>> begin

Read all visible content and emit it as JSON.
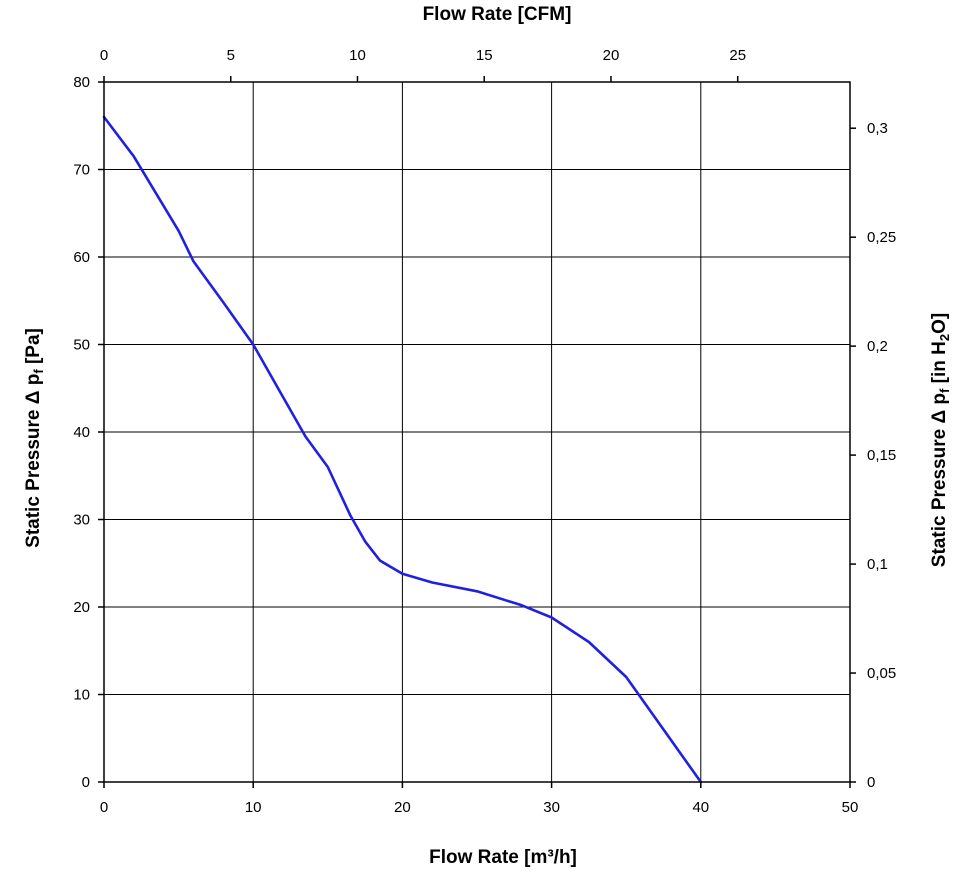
{
  "chart_data": {
    "type": "line",
    "title": "",
    "xlabel": "Flow Rate [m³/h]",
    "ylabel": {
      "prefix": "Static Pressure Δ p",
      "sub": "f",
      "suffix": " [Pa]"
    },
    "x2label": "Flow Rate [CFM]",
    "y2label": {
      "prefix": "Static Pressure Δ p",
      "sub": "f",
      "suffix": " [in H",
      "sub2": "2",
      "suffix2": "O]"
    },
    "xlim": [
      0,
      50
    ],
    "ylim": [
      0,
      80
    ],
    "x2lim": [
      0,
      29.43
    ],
    "y2lim": [
      0,
      0.3212
    ],
    "xticks": [
      0,
      10,
      20,
      30,
      40,
      50
    ],
    "yticks": [
      0,
      10,
      20,
      30,
      40,
      50,
      60,
      70,
      80
    ],
    "x2ticks": [
      0,
      5,
      10,
      15,
      20,
      25
    ],
    "y2ticks": [
      0,
      0.05,
      0.1,
      0.15,
      0.2,
      0.25,
      0.3
    ],
    "y2tick_labels": [
      "0",
      "0,05",
      "0,1",
      "0,15",
      "0,2",
      "0,25",
      "0,3"
    ],
    "grid": true,
    "series": [
      {
        "color": "#2020e0",
        "x": [
          0,
          2,
          5,
          6,
          8,
          10,
          12,
          13.5,
          15,
          16.5,
          17.5,
          18.5,
          20,
          22,
          25,
          28,
          30,
          32.5,
          35,
          37.5,
          40
        ],
        "y": [
          76,
          71.5,
          63,
          59.5,
          54.8,
          50,
          44,
          39.5,
          36,
          30.5,
          27.5,
          25.3,
          23.8,
          22.8,
          21.8,
          20.2,
          18.8,
          16,
          12,
          6,
          0
        ]
      }
    ]
  }
}
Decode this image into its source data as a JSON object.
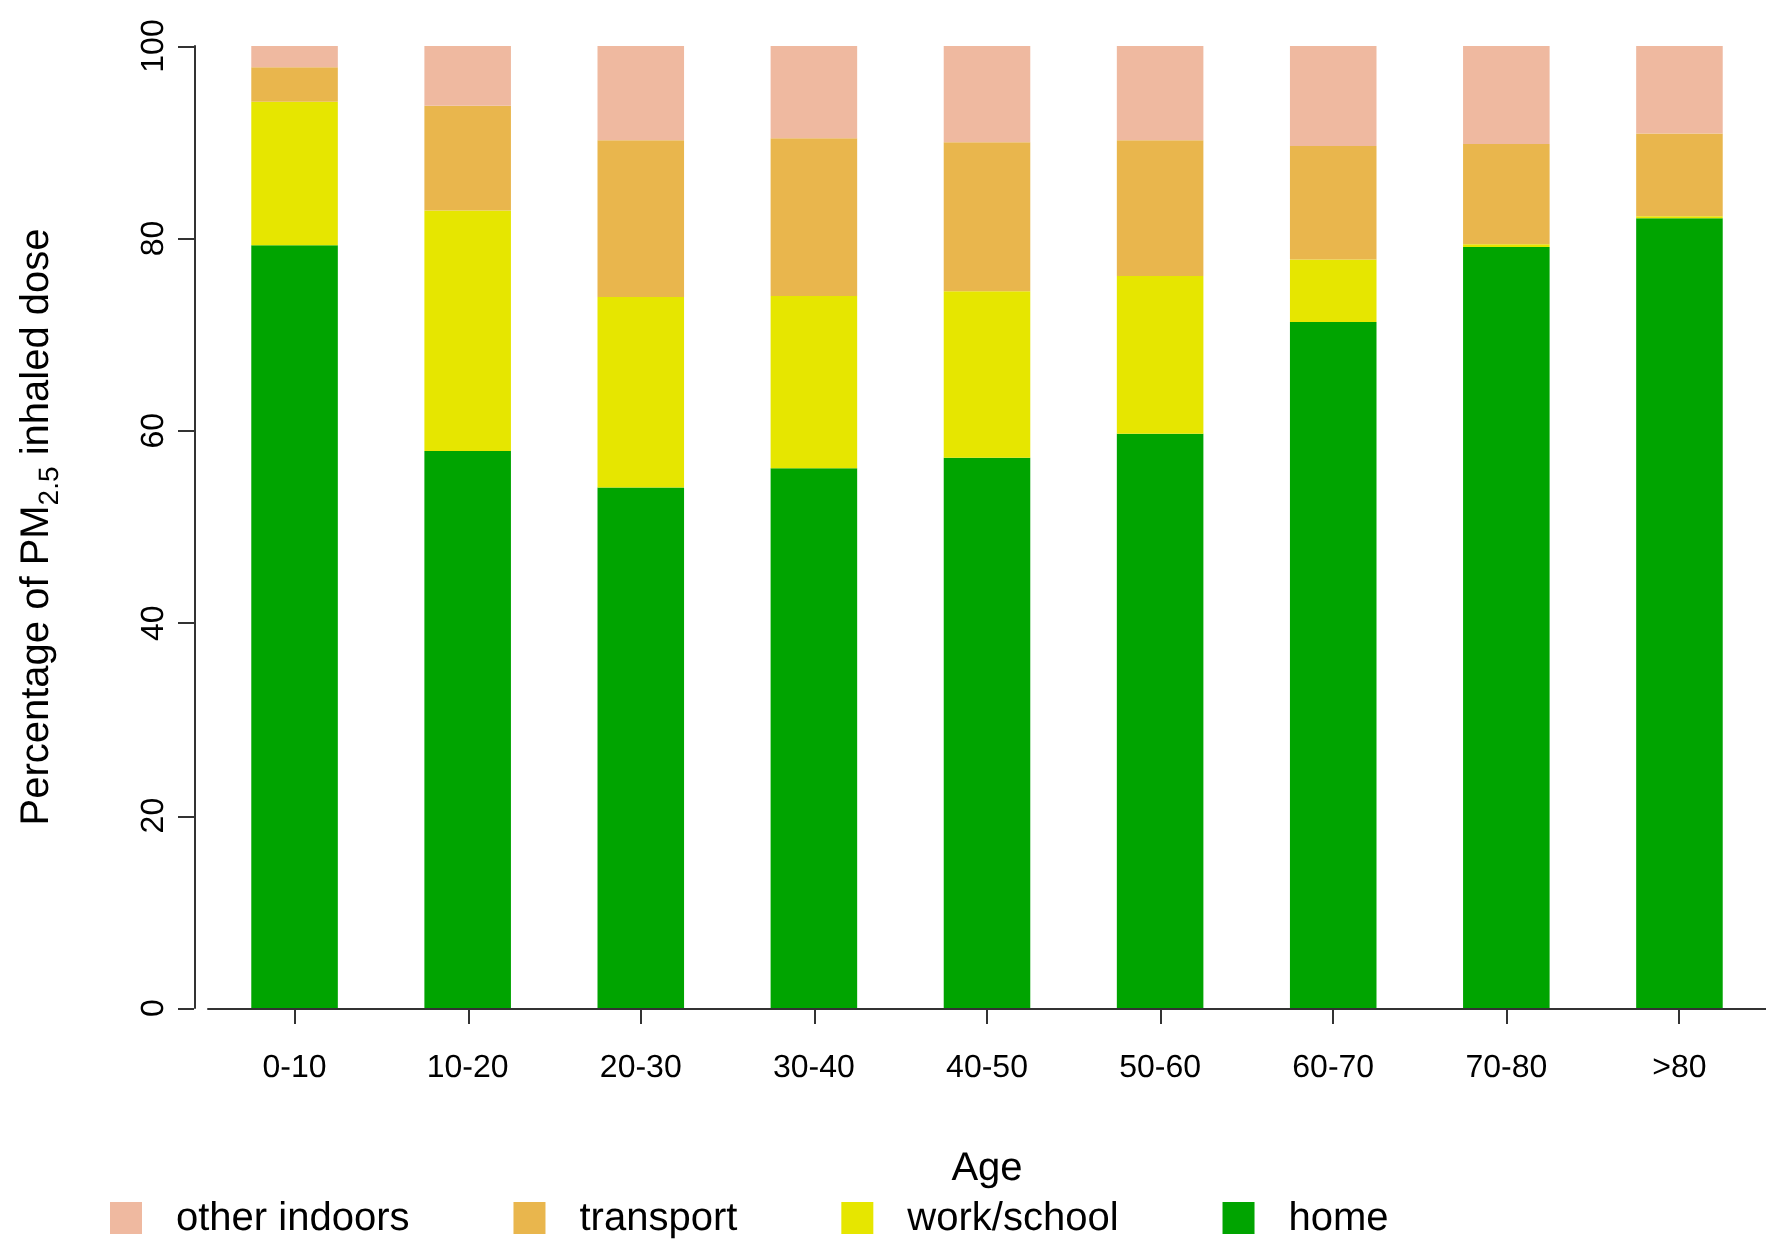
{
  "chart_data": {
    "type": "bar",
    "stacked": true,
    "xlabel": "Age",
    "ylabel": "Percentage of PM$_{2.5}$ inhaled dose",
    "categories": [
      "0-10",
      "10-20",
      "20-30",
      "30-40",
      "40-50",
      "50-60",
      "60-70",
      "70-80",
      ">80"
    ],
    "series": [
      {
        "name": "home",
        "color": "#00a400",
        "values": [
          79.3,
          57.9,
          54.1,
          56.1,
          57.2,
          59.7,
          71.3,
          79.1,
          82.1
        ]
      },
      {
        "name": "work/school",
        "color": "#e6e600",
        "values": [
          14.9,
          25.0,
          19.8,
          17.9,
          17.3,
          16.4,
          6.5,
          0.3,
          0.2
        ]
      },
      {
        "name": "transport",
        "color": "#e9b64d",
        "values": [
          3.6,
          10.9,
          16.3,
          16.4,
          15.5,
          14.1,
          11.8,
          10.4,
          8.6
        ]
      },
      {
        "name": "other indoors",
        "color": "#efb9a0",
        "values": [
          2.2,
          6.2,
          9.8,
          9.6,
          10.0,
          9.8,
          10.4,
          10.2,
          9.1
        ]
      }
    ],
    "ylim": [
      0,
      100
    ],
    "yticks": [
      0,
      20,
      40,
      60,
      80,
      100
    ],
    "grid": false,
    "legend": "bottom"
  }
}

>> end

## YOUR TASK
State how many lines in the records above contain the word "Flow", and give only that number.

## OUTPUT
2